What the task asks — Filter this data down to the lines that hold "members", and copy them.

Records —
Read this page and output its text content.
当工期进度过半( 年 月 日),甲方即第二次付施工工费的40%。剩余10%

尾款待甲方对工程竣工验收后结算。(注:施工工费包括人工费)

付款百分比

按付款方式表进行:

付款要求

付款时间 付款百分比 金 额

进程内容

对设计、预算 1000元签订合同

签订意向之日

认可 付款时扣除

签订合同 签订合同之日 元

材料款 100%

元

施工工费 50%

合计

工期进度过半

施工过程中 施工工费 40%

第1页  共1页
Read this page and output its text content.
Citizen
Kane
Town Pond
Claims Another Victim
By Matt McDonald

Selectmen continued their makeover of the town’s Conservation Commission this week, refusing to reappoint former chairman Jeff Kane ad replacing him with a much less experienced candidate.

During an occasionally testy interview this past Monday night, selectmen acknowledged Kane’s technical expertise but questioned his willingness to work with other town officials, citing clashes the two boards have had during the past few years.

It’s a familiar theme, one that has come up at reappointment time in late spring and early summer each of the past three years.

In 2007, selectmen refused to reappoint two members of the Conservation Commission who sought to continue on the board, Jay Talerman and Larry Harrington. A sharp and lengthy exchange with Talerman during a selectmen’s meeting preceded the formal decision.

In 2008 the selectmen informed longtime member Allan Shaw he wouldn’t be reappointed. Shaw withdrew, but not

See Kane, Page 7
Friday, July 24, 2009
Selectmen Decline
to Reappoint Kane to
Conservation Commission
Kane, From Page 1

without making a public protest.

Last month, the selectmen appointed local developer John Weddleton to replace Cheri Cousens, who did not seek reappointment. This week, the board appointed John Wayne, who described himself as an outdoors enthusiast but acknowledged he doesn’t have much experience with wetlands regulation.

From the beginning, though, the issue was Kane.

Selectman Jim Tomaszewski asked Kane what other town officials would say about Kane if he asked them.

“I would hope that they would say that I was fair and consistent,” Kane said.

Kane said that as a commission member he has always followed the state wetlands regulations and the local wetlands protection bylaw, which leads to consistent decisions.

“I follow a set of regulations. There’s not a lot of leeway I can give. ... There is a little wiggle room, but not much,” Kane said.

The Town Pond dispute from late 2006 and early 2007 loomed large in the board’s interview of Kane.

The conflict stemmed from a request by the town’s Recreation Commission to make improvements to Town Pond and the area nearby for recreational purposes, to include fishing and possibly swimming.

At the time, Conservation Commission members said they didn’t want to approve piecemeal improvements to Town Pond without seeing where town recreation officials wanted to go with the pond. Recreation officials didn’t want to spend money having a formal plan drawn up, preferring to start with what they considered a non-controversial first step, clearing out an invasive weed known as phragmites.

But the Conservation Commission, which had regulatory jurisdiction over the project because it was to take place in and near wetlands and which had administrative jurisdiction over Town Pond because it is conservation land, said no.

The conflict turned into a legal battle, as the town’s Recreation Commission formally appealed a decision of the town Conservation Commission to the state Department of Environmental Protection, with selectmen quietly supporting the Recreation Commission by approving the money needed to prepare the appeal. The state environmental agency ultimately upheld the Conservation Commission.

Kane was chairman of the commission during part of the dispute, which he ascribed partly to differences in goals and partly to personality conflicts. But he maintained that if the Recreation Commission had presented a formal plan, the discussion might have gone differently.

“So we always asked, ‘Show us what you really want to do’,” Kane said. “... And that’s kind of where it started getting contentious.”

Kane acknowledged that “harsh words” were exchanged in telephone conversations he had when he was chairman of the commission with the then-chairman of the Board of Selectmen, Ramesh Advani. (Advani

Reply —
In 2007, selectmen refused to reappoint two members of the Conservation Commission who sought to continue on the board, Jay Talerman and Larry Harrington. A sharp and lengthy exchange with Talerman during a selectmen’s meeting preceded the formal decision.
At the time, Conservation Commission members said they didn’t want to approve piecemeal improvements to Town Pond without seeing where town recreation officials wanted to go with the pond. Recreation officials didn’t want to spend money having a formal plan drawn up, preferring to start with what they considered a non-controversial first step, clearing out an invasive weed known as phragmites.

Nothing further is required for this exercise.